>> begin Data entries
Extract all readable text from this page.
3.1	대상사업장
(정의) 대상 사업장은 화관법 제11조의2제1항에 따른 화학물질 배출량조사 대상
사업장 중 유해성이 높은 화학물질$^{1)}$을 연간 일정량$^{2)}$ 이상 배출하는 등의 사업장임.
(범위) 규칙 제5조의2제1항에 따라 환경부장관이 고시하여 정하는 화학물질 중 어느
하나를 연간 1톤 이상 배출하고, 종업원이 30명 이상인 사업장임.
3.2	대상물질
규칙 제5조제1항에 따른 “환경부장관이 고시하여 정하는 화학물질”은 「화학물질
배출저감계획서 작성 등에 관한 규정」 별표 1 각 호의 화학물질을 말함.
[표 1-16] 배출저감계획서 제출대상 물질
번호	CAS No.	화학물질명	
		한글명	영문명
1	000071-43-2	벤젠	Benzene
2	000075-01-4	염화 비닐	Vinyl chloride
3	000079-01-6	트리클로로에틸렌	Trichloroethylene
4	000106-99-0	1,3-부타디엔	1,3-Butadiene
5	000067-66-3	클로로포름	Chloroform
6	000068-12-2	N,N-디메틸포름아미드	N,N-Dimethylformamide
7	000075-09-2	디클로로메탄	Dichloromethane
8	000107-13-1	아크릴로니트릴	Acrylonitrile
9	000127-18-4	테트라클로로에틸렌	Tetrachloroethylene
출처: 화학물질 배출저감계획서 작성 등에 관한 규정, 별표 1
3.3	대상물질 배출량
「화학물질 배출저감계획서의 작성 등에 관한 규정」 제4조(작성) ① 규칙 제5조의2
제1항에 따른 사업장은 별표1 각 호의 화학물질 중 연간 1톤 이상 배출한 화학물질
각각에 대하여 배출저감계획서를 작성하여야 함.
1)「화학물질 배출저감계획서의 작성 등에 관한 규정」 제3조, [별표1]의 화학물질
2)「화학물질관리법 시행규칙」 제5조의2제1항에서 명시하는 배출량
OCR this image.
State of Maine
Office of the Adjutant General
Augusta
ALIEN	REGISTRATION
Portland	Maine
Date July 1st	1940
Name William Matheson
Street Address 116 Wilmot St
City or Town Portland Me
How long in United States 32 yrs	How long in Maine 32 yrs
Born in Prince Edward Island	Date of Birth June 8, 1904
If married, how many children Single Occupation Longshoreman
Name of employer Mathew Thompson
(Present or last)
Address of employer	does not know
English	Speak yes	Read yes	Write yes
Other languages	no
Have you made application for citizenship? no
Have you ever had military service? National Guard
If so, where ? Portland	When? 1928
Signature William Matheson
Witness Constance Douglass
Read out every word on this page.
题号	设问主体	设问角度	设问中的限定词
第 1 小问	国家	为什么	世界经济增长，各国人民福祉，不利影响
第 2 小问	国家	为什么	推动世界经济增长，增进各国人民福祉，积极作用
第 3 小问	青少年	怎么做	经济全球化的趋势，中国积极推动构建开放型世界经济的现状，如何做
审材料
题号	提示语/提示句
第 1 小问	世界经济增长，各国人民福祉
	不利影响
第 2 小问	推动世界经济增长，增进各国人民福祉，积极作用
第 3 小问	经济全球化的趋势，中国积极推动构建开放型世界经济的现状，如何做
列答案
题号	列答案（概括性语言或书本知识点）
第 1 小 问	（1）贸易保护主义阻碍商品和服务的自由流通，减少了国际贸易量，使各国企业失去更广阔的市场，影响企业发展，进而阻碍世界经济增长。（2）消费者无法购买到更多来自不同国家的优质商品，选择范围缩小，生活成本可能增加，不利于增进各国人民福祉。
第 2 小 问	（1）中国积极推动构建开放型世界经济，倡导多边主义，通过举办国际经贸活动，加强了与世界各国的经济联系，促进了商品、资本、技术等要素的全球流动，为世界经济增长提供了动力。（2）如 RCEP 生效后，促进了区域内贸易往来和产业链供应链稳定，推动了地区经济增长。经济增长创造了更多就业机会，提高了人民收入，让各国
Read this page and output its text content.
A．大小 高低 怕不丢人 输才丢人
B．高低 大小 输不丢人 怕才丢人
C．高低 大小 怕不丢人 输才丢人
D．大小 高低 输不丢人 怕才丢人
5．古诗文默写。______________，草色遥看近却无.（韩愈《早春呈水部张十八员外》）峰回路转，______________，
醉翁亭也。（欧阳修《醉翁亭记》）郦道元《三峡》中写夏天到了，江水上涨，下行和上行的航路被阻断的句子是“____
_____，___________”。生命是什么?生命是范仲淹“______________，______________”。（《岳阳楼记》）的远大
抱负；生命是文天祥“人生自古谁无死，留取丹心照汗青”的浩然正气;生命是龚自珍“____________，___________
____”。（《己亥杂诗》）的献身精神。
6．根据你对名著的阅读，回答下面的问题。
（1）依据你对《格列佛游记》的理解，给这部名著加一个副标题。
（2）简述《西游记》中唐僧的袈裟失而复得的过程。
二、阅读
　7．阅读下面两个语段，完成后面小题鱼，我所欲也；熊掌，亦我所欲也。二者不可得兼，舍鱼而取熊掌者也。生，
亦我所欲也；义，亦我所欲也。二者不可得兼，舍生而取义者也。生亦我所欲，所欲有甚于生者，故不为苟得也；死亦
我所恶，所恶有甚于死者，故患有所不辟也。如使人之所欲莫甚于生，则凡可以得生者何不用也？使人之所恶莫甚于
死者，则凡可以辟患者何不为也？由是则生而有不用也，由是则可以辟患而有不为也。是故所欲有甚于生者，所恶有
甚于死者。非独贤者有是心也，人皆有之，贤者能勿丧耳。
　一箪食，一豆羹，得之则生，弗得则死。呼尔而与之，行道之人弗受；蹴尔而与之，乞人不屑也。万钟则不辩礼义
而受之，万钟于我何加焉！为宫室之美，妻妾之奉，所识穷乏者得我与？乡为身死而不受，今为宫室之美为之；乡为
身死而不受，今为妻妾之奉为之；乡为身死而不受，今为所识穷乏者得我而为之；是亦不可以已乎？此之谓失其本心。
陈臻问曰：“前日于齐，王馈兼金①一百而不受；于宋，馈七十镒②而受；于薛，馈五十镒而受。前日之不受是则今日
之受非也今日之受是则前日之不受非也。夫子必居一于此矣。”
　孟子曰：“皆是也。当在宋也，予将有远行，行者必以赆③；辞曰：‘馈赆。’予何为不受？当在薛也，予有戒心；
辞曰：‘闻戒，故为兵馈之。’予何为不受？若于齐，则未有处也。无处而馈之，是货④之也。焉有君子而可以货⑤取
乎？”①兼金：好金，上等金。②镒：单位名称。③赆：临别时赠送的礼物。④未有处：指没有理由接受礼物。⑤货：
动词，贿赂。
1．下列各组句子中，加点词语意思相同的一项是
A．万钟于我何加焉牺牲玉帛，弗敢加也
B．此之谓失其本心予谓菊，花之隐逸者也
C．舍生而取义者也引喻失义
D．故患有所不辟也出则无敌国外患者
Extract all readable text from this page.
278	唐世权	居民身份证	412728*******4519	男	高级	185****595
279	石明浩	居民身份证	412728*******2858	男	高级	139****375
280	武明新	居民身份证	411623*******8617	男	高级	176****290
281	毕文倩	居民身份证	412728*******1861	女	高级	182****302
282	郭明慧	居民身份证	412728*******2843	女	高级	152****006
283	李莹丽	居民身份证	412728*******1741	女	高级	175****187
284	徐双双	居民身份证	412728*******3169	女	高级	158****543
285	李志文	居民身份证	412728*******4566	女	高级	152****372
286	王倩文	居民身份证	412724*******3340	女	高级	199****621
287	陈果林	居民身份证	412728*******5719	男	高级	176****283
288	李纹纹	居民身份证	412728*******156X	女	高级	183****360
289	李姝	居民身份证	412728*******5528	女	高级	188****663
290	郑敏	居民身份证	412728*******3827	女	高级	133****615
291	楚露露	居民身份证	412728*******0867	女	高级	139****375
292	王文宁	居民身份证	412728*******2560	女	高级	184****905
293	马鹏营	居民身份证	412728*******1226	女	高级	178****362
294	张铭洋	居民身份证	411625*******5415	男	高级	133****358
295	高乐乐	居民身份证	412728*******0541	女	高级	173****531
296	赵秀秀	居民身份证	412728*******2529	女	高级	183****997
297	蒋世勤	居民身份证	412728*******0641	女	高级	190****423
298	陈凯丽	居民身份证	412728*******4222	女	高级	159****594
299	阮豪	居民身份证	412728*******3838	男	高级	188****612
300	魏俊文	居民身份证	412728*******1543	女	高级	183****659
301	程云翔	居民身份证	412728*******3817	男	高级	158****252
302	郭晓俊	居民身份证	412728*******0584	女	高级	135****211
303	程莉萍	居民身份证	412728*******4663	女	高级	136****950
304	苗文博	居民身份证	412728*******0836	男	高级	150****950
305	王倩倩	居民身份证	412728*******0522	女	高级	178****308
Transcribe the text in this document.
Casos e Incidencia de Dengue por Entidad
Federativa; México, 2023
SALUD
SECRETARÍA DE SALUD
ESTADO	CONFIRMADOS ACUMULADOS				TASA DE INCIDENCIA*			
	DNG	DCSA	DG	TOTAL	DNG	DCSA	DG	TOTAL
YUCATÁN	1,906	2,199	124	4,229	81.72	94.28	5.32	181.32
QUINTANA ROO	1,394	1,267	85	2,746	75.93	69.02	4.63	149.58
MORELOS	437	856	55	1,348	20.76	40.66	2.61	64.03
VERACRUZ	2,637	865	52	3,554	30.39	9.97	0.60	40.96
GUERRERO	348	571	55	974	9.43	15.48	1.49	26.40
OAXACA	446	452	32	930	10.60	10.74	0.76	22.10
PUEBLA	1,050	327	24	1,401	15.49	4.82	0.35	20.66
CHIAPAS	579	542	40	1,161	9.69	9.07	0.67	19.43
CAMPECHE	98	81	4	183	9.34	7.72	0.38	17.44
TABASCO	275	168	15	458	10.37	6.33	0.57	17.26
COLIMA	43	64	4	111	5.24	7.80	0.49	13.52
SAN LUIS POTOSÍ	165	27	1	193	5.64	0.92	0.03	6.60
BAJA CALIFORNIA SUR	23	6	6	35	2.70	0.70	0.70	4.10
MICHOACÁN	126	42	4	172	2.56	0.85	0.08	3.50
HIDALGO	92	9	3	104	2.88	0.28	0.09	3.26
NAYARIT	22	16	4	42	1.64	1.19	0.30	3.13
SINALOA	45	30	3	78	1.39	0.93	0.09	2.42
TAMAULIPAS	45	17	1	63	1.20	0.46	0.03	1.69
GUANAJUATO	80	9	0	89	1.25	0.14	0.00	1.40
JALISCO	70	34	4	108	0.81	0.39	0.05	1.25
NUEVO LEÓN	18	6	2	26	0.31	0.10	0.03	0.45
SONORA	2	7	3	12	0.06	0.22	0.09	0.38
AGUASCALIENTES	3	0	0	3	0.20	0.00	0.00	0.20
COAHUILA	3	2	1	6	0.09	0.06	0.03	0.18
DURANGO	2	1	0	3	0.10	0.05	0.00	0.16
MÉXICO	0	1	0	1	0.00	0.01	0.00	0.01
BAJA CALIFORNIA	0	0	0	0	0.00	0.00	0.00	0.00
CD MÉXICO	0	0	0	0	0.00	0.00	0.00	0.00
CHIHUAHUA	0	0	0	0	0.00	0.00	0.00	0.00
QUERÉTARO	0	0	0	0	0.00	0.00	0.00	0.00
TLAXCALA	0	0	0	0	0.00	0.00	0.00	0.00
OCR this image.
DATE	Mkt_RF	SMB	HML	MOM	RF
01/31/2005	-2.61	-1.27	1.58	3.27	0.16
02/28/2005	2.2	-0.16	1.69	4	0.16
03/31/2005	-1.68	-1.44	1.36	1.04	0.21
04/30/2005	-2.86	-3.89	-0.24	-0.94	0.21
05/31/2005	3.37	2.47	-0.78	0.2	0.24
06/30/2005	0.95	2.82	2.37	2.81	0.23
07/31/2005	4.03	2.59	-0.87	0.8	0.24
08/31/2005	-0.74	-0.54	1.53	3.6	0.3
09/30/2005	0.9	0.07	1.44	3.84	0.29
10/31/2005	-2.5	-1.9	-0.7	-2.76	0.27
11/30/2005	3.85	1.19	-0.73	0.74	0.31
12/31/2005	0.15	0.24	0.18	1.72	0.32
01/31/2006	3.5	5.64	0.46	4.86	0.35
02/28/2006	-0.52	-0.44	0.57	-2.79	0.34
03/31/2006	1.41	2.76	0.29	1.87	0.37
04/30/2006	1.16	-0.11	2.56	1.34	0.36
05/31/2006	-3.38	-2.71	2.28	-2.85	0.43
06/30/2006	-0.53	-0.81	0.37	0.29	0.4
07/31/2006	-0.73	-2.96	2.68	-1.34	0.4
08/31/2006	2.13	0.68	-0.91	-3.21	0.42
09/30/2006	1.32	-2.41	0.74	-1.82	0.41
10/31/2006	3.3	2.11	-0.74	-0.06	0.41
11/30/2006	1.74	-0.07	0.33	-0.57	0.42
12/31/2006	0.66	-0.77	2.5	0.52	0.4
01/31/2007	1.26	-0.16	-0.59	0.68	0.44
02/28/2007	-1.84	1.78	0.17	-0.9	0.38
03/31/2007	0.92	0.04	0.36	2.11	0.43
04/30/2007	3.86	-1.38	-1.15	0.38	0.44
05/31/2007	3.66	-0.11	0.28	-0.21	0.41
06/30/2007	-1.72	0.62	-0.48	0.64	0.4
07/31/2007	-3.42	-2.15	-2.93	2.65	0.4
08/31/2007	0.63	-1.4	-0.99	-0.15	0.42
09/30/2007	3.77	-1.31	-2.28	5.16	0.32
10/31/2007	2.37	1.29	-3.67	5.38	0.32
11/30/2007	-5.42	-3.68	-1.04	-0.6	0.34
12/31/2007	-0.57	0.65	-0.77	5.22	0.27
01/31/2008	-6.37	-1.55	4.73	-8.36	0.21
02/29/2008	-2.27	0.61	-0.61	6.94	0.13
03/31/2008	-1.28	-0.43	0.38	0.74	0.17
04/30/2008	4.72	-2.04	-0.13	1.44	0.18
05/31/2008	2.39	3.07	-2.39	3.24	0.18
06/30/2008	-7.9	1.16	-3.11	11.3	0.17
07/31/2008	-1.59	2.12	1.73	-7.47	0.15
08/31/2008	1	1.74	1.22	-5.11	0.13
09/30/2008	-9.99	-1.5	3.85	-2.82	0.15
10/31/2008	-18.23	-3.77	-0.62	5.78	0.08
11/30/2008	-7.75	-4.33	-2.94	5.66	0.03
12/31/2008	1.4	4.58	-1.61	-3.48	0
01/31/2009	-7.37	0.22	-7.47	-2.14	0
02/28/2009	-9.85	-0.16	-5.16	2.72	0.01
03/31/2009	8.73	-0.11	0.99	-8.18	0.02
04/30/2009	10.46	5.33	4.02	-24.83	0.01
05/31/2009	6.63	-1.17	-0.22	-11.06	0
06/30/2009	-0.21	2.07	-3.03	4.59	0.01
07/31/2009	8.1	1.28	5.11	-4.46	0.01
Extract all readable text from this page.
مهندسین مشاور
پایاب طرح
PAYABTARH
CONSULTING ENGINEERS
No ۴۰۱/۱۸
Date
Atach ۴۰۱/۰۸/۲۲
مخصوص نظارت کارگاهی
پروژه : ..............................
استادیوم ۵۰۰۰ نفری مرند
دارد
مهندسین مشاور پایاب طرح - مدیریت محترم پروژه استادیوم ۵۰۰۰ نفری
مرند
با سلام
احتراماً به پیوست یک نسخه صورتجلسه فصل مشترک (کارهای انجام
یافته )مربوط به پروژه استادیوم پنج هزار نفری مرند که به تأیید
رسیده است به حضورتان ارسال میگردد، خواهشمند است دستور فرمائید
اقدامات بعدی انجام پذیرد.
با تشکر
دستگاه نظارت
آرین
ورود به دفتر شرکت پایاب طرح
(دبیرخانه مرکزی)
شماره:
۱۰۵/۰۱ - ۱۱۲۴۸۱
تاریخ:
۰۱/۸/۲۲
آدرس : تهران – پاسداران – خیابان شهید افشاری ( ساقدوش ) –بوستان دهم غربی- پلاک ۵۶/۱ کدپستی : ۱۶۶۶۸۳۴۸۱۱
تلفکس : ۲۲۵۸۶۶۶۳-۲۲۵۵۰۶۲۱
>> end Data entries
■ **The exercise**
Report only the number of lines that hold the word "배출저감계획서의".

■ **Complete output**
2